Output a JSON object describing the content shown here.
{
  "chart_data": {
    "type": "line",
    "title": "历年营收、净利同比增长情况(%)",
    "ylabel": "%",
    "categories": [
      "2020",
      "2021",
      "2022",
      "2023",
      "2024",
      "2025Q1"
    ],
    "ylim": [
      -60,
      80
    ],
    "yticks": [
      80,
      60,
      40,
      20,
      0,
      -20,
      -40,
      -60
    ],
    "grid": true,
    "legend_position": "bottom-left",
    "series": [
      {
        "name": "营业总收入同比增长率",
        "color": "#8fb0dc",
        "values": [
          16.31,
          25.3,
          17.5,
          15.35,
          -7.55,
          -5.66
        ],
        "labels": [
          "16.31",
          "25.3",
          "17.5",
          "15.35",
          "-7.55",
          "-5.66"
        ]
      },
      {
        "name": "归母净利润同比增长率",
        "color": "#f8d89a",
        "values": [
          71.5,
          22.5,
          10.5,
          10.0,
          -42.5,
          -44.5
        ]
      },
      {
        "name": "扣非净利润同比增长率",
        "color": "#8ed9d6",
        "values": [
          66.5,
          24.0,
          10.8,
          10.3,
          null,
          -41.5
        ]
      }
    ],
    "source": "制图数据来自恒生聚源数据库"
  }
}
++++
What the exercise asks. Find every line that holds "name" and copy it.

Output of the exercise.
        "name": "营业总收入同比增长率",
        "name": "归母净利润同比增长率",
        "name": "扣非净利润同比增长率",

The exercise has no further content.